■ REQUIRED WORK: From the listing below, extract each line containing the string "Kirchengemeinde".

..............................

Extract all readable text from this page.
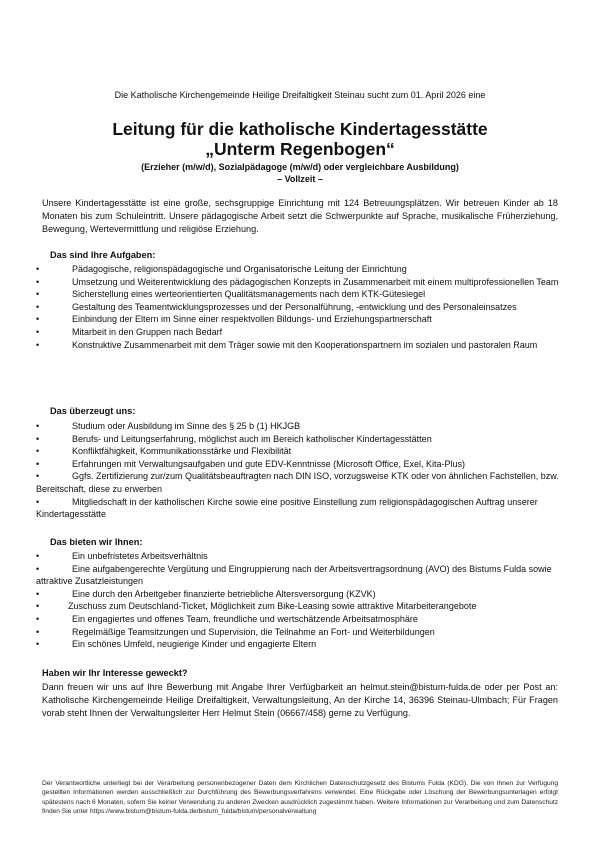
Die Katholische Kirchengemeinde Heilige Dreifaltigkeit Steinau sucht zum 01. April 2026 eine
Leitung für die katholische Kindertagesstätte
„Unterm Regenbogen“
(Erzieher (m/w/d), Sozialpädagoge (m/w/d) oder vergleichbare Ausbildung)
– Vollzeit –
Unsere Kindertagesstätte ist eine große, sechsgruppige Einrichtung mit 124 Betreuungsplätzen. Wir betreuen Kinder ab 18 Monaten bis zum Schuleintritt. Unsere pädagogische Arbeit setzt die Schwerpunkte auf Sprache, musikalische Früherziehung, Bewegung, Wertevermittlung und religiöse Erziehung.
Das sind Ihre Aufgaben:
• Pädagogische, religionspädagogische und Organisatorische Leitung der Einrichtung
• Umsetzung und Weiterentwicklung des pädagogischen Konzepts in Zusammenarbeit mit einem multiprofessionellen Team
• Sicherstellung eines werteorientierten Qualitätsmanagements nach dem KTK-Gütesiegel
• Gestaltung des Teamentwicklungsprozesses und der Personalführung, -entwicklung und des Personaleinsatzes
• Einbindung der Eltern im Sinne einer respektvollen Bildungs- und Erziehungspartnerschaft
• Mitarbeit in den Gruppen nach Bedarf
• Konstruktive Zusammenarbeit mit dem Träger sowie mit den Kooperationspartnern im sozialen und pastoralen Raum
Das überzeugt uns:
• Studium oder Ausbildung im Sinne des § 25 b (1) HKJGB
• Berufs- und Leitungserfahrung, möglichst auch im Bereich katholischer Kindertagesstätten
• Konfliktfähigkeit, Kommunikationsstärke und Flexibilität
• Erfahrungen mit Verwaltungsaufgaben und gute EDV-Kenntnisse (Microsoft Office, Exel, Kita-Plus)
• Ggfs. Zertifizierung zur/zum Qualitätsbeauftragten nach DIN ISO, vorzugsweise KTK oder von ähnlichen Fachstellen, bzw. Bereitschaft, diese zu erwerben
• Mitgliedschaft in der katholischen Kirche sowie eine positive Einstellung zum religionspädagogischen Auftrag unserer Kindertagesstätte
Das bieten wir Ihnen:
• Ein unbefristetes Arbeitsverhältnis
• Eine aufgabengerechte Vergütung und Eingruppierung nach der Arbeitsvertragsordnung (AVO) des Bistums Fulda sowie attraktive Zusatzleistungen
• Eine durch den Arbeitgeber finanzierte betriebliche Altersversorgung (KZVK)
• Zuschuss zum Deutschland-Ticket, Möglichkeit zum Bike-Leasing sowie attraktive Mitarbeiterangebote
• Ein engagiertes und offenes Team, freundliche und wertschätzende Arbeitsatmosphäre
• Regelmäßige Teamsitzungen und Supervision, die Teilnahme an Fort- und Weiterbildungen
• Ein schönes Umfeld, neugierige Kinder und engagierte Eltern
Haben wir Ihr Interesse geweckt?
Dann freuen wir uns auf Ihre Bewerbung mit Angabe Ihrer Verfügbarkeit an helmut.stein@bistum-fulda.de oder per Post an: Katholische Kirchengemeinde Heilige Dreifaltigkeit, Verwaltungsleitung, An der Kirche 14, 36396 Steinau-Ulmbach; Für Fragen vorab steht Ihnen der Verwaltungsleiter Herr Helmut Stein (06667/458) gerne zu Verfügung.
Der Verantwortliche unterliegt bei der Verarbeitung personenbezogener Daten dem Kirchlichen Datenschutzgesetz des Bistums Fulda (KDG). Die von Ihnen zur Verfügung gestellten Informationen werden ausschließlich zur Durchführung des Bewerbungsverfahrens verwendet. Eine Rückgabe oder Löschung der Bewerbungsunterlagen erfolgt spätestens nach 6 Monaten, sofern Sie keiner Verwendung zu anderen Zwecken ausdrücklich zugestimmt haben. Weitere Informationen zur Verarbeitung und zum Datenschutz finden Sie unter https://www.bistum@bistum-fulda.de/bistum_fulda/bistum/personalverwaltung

..............................

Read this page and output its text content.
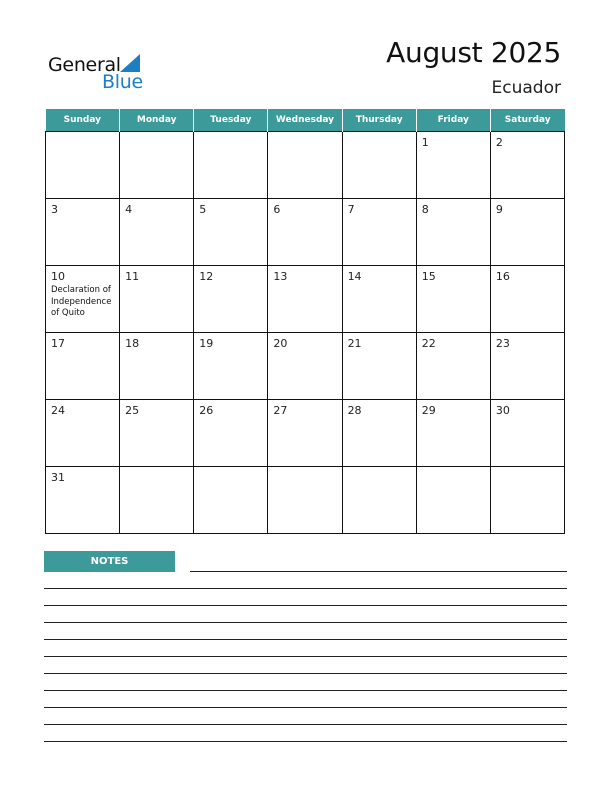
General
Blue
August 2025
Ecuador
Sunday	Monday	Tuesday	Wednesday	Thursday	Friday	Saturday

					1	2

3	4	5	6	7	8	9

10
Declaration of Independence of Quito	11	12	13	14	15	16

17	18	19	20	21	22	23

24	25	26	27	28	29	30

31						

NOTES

..............................

■ IN RESPONSE:
Die Katholische Kirchengemeinde Heilige Dreifaltigkeit Steinau sucht zum 01. April 2026 eine
Dann freuen wir uns auf Ihre Bewerbung mit Angabe Ihrer Verfügbarkeit an helmut.stein@bistum-fulda.de oder per Post an: Katholische Kirchengemeinde Heilige Dreifaltigkeit, Verwaltungsleitung, An der Kirche 14, 36396 Steinau-Ulmbach; Für Fragen vorab steht Ihnen der Verwaltungsleiter Herr Helmut Stein (06667/458) gerne zu Verfügung.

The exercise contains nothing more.